WHAT THIS TASK INVOLVES
Copy each line below that contains "structured".

•••

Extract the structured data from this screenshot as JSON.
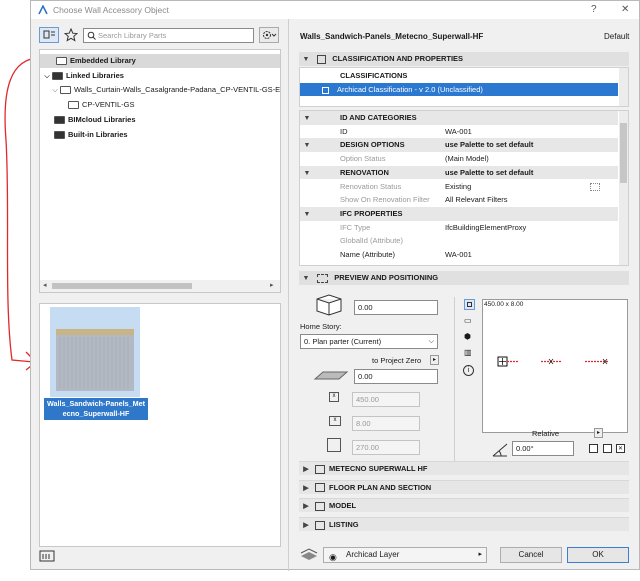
{
  "window": {
    "title": "Choose Wall Accessory Object",
    "help": "?",
    "close": "✕"
  },
  "search": {
    "placeholder": "Search Library Parts"
  },
  "tree": [
    {
      "label": "Embedded Library",
      "bold": true,
      "selected": true
    },
    {
      "label": "Linked Libraries",
      "bold": true
    },
    {
      "label": "Walls_Curtain-Walls_Casalgrande-Padana_CP-VENTIL-GS-E"
    },
    {
      "label": "CP-VENTIL-GS"
    },
    {
      "label": "BIMcloud Libraries",
      "bold": true
    },
    {
      "label": "Built-in Libraries",
      "bold": true
    }
  ],
  "thumb": {
    "caption_line1": "Walls_Sandwich-Panels_Met",
    "caption_line2": "ecno_Superwall-HF"
  },
  "object_name": "Walls_Sandwich-Panels_Metecno_Superwall-HF",
  "default_label": "Default",
  "classification": {
    "header": "CLASSIFICATION AND PROPERTIES",
    "col_header": "CLASSIFICATIONS",
    "selected_row": "Archicad Classification - v 2.0 (Unclassified)"
  },
  "props": [
    {
      "type": "hdr",
      "name": "ID AND CATEGORIES"
    },
    {
      "name": "ID",
      "value": "WA-001"
    },
    {
      "type": "hdr2",
      "name": "DESIGN OPTIONS",
      "value": "use Palette to set default"
    },
    {
      "name": "Option Status",
      "value": "(Main Model)",
      "grey": true
    },
    {
      "type": "hdr2",
      "name": "RENOVATION",
      "value": "use Palette to set default"
    },
    {
      "name": "Renovation Status",
      "value": "Existing",
      "grey": true
    },
    {
      "name": "Show On Renovation Filter",
      "value": "All Relevant Filters",
      "grey": true
    },
    {
      "type": "hdr",
      "name": "IFC PROPERTIES"
    },
    {
      "name": "IFC Type",
      "value": "IfcBuildingElementProxy",
      "grey": true
    },
    {
      "name": "GlobalId (Attribute)",
      "value": "",
      "grey": true
    },
    {
      "name": "Name (Attribute)",
      "value": "WA-001"
    }
  ],
  "preview": {
    "header": "PREVIEW AND POSITIONING",
    "elevation": "0.00",
    "home_story_label": "Home Story:",
    "home_story_value": "0. Plan parter (Current)",
    "to_project_zero": "to Project Zero",
    "offset": "0.00",
    "width": "450.00",
    "length": "8.00",
    "height": "270.00",
    "preview_caption": "450.00 x 8.00",
    "relative_label": "Relative",
    "angle": "0.00°"
  },
  "sections": [
    "METECNO SUPERWALL HF",
    "FLOOR PLAN AND SECTION",
    "MODEL",
    "LISTING"
  ],
  "footer": {
    "layer": "Archicad Layer",
    "cancel": "Cancel",
    "ok": "OK"
  }
}
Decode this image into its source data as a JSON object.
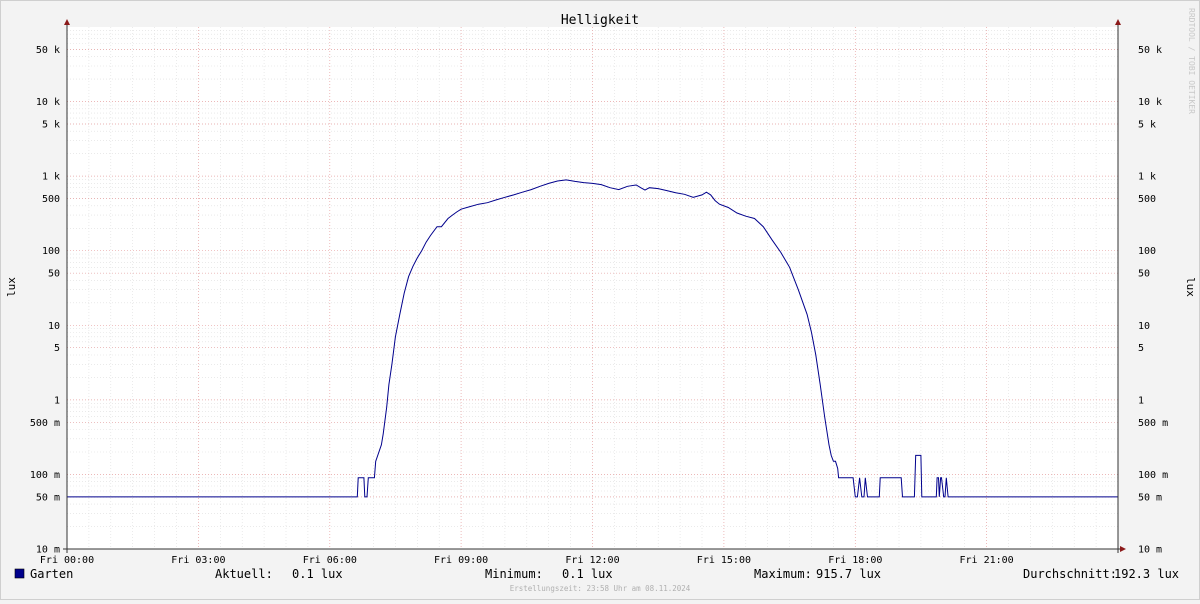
{
  "chart_data": {
    "type": "line",
    "title": "Helligkeit",
    "ylabel": "lux",
    "watermark": "RRDTOOL / TOBI OETIKER",
    "yscale": "log",
    "ylim": [
      0.01,
      100000
    ],
    "grid": true,
    "x_range_hours": [
      0,
      24
    ],
    "x_ticks": [
      {
        "hour": 0,
        "label": "Fri 00:00"
      },
      {
        "hour": 3,
        "label": "Fri 03:00"
      },
      {
        "hour": 6,
        "label": "Fri 06:00"
      },
      {
        "hour": 9,
        "label": "Fri 09:00"
      },
      {
        "hour": 12,
        "label": "Fri 12:00"
      },
      {
        "hour": 15,
        "label": "Fri 15:00"
      },
      {
        "hour": 18,
        "label": "Fri 18:00"
      },
      {
        "hour": 21,
        "label": "Fri 21:00"
      }
    ],
    "y_ticks": [
      {
        "value": 50000,
        "label": "50 k"
      },
      {
        "value": 10000,
        "label": "10 k"
      },
      {
        "value": 5000,
        "label": "5 k"
      },
      {
        "value": 1000,
        "label": "1 k"
      },
      {
        "value": 500,
        "label": "500"
      },
      {
        "value": 100,
        "label": "100"
      },
      {
        "value": 50,
        "label": "50"
      },
      {
        "value": 10,
        "label": "10"
      },
      {
        "value": 5,
        "label": "5"
      },
      {
        "value": 1,
        "label": "1"
      },
      {
        "value": 0.5,
        "label": "500 m"
      },
      {
        "value": 0.1,
        "label": "100 m"
      },
      {
        "value": 0.05,
        "label": "50 m"
      },
      {
        "value": 0.01,
        "label": "10 m"
      }
    ],
    "series": [
      {
        "name": "Garten",
        "color": "#00008c",
        "x_hours": [
          0,
          6.63,
          6.65,
          6.78,
          6.8,
          6.85,
          6.88,
          7.02,
          7.05,
          7.18,
          7.22,
          7.3,
          7.35,
          7.42,
          7.5,
          7.6,
          7.7,
          7.8,
          7.9,
          8.0,
          8.1,
          8.2,
          8.3,
          8.45,
          8.55,
          8.7,
          8.8,
          8.9,
          9.0,
          9.2,
          9.4,
          9.6,
          9.8,
          10.0,
          10.2,
          10.4,
          10.6,
          10.8,
          11.0,
          11.2,
          11.4,
          11.6,
          11.8,
          12.0,
          12.2,
          12.4,
          12.6,
          12.8,
          13.0,
          13.1,
          13.2,
          13.3,
          13.5,
          13.7,
          13.9,
          14.1,
          14.3,
          14.5,
          14.6,
          14.7,
          14.8,
          14.9,
          15.1,
          15.3,
          15.5,
          15.7,
          15.9,
          16.1,
          16.3,
          16.5,
          16.7,
          16.9,
          17.0,
          17.1,
          17.2,
          17.3,
          17.4,
          17.45,
          17.5,
          17.55,
          17.6,
          17.62,
          17.65,
          17.7,
          17.75,
          17.8,
          17.85,
          17.9,
          17.95,
          18.0,
          18.05,
          18.1,
          18.15,
          18.2,
          18.23,
          18.28,
          18.3,
          18.35,
          18.4,
          18.42,
          18.45,
          18.48,
          18.5,
          18.55,
          18.57,
          18.6,
          18.63,
          18.68,
          18.7,
          19.05,
          19.08,
          19.35,
          19.38,
          19.5,
          19.52,
          19.62,
          19.65,
          19.85,
          19.87,
          19.9,
          19.92,
          19.95,
          19.97,
          20.02,
          20.05,
          20.08,
          20.12,
          24
        ],
        "values": [
          0.05,
          0.05,
          0.09,
          0.09,
          0.05,
          0.05,
          0.09,
          0.09,
          0.15,
          0.25,
          0.35,
          0.8,
          1.6,
          3.0,
          7,
          14,
          27,
          45,
          62,
          80,
          100,
          130,
          160,
          210,
          210,
          270,
          300,
          330,
          360,
          390,
          420,
          440,
          480,
          520,
          560,
          610,
          660,
          730,
          800,
          860,
          890,
          850,
          820,
          800,
          770,
          700,
          660,
          730,
          760,
          700,
          650,
          700,
          680,
          640,
          600,
          570,
          520,
          560,
          610,
          560,
          470,
          420,
          380,
          320,
          290,
          270,
          210,
          140,
          95,
          60,
          30,
          14,
          8,
          4,
          1.6,
          0.6,
          0.25,
          0.18,
          0.15,
          0.15,
          0.12,
          0.09,
          0.09,
          0.09,
          0.09,
          0.09,
          0.09,
          0.09,
          0.09,
          0.05,
          0.05,
          0.09,
          0.05,
          0.05,
          0.09,
          0.05,
          0.05,
          0.05,
          0.05,
          0.05,
          0.05,
          0.05,
          0.05,
          0.05,
          0.09,
          0.09,
          0.09,
          0.09,
          0.09,
          0.09,
          0.05,
          0.05,
          0.18,
          0.18,
          0.05,
          0.05,
          0.05,
          0.05,
          0.09,
          0.09,
          0.05,
          0.09,
          0.09,
          0.05,
          0.05,
          0.09,
          0.05,
          0.05,
          0.05
        ]
      }
    ]
  },
  "legend": {
    "series_name": "Garten",
    "swatch_color": "#00008c",
    "current_label": "Aktuell:",
    "current_value": "0.1 lux",
    "min_label": "Minimum:",
    "min_value": "0.1 lux",
    "max_label": "Maximum:",
    "max_value": "915.7 lux",
    "avg_label": "Durchschnitt:",
    "avg_value": "192.3 lux"
  },
  "footer": "Erstellungszeit: 23:58 Uhr am 08.11.2024"
}
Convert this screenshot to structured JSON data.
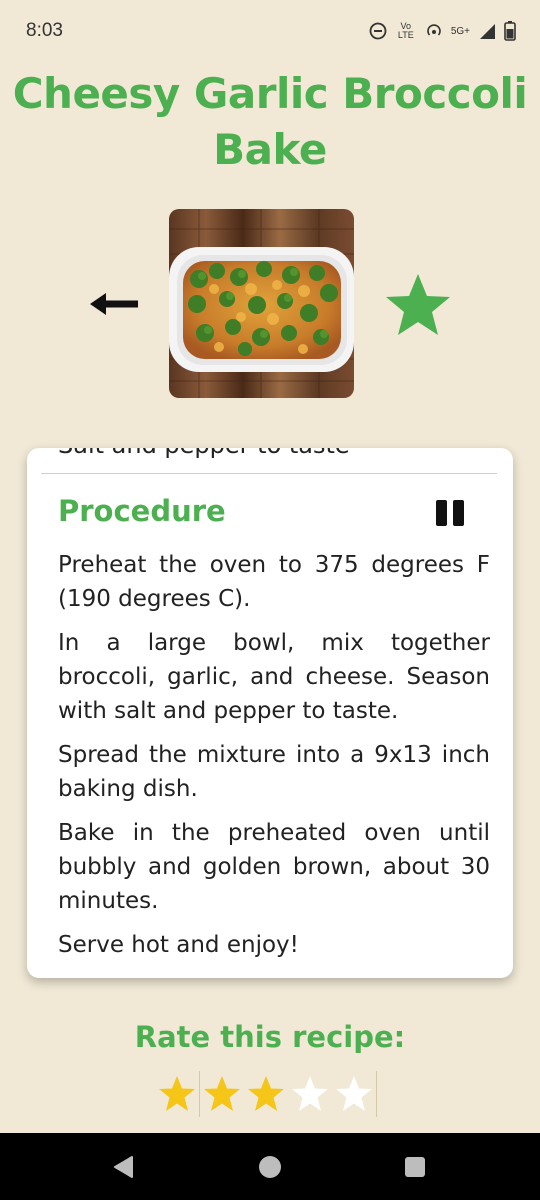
{
  "status_bar": {
    "time": "8:03",
    "network_label": "Vo LTE",
    "signal_label": "5G+",
    "icons": [
      "do-not-disturb-icon",
      "volte-icon",
      "hotspot-icon",
      "5g-icon",
      "signal-icon",
      "battery-icon"
    ]
  },
  "recipe": {
    "title": "Cheesy Garlic Broccoli Bake",
    "image_alt": "Broccoli bake in white baking dish",
    "back_icon": "arrow-left-icon",
    "favorite_icon": "star-icon",
    "favorite_color": "#4caf50"
  },
  "card": {
    "cut_off_top_text": "Salt and pepper to taste",
    "procedure_heading": "Procedure",
    "pause_icon": "pause-icon",
    "steps": [
      "Preheat the oven to 375 degrees F (190 degrees C).",
      "In a large bowl, mix together broccoli, garlic, and cheese. Season with salt and pepper to taste.",
      "Spread the mixture into a 9x13 inch baking dish.",
      "Bake in the preheated oven until bubbly and golden brown, about 30 minutes.",
      "Serve hot and enjoy!"
    ]
  },
  "rating": {
    "label": "Rate this recipe:",
    "value": 3,
    "max": 5,
    "filled_color": "#f5c518",
    "empty_color": "#ffffff"
  },
  "nav": {
    "icons": [
      "back-triangle-icon",
      "home-circle-icon",
      "recents-square-icon"
    ]
  },
  "theme": {
    "accent": "#4caf50",
    "background": "#f1e9d6"
  }
}
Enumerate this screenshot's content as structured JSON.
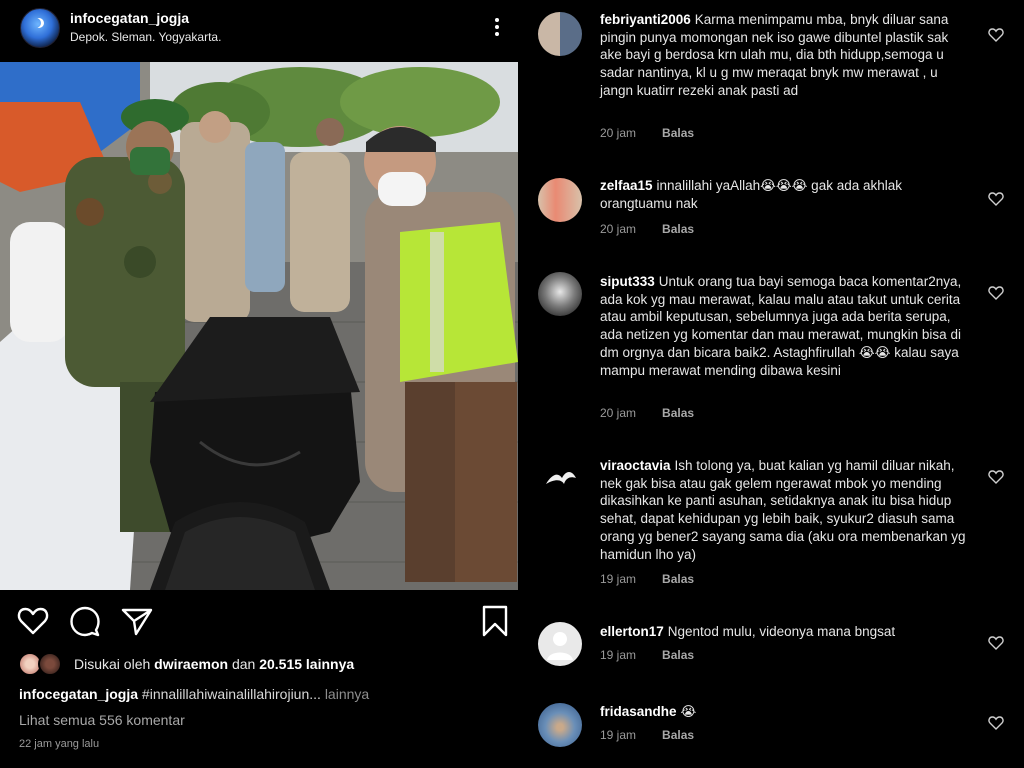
{
  "post": {
    "username": "infocegatan_jogja",
    "location": "Depok. Sleman. Yogyakarta.",
    "likes_prefix": "Disukai oleh",
    "liked_by_user": "dwiraemon",
    "likes_mid": "dan",
    "likes_count": "20.515 lainnya",
    "caption_user": "infocegatan_jogja",
    "caption_text": "#innalillahiwainalillahirojiun...",
    "caption_more": "lainnya",
    "view_all_comments": "Lihat semua 556 komentar",
    "time": "22 jam yang lalu"
  },
  "icons": {
    "more": "more-vertical-icon",
    "like": "heart-icon",
    "comment": "comment-icon",
    "share": "send-icon",
    "save": "bookmark-icon"
  },
  "comments": [
    {
      "username": "febriyanti2006",
      "text": "Karma menimpamu mba, bnyk diluar sana pingin punya momongan nek iso gawe dibuntel plastik sak ake bayi g berdosa krn ulah mu, dia bth hidupp,semoga u sadar nantinya, kl u g mw meraqat bnyk mw merawat , u jangn kuatirr rezeki anak pasti ad",
      "time": "20 jam",
      "reply": "Balas"
    },
    {
      "username": "zelfaa15",
      "text": "innalillahi yaAllah😭😭😭 gak ada akhlak orangtuamu nak",
      "time": "20 jam",
      "reply": "Balas"
    },
    {
      "username": "siput333",
      "text": "Untuk orang tua bayi semoga baca komentar2nya, ada kok yg mau merawat, kalau malu atau takut untuk cerita atau ambil keputusan, sebelumnya juga ada berita serupa, ada netizen yg komentar dan mau merawat, mungkin bisa di dm orgnya dan bicara baik2. Astaghfirullah 😭😭 kalau saya mampu merawat mending dibawa kesini",
      "time": "20 jam",
      "reply": "Balas"
    },
    {
      "username": "viraoctavia",
      "text": "Ish tolong ya, buat kalian yg hamil diluar nikah, nek gak bisa atau gak gelem ngerawat mbok yo mending dikasihkan ke panti asuhan, setidaknya anak itu bisa hidup sehat, dapat kehidupan yg lebih baik, syukur2 diasuh sama orang yg bener2 sayang sama dia (aku ora membenarkan yg hamidun lho ya)",
      "time": "19 jam",
      "reply": "Balas"
    },
    {
      "username": "ellerton17",
      "text": "Ngentod mulu, videonya mana bngsat",
      "time": "19 jam",
      "reply": "Balas"
    },
    {
      "username": "fridasandhe",
      "text": "😭",
      "time": "19 jam",
      "reply": "Balas"
    }
  ],
  "colors": {
    "background": "#000000",
    "text": "#f5f5f5",
    "muted": "#9a9a9a",
    "uniform_green": "#b7e637"
  }
}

•••

REPLY
Extract the structured data from this screenshot as JSON.
Convert this screenshot to structured JSON data.
Enumerate this screenshot's content as structured JSON.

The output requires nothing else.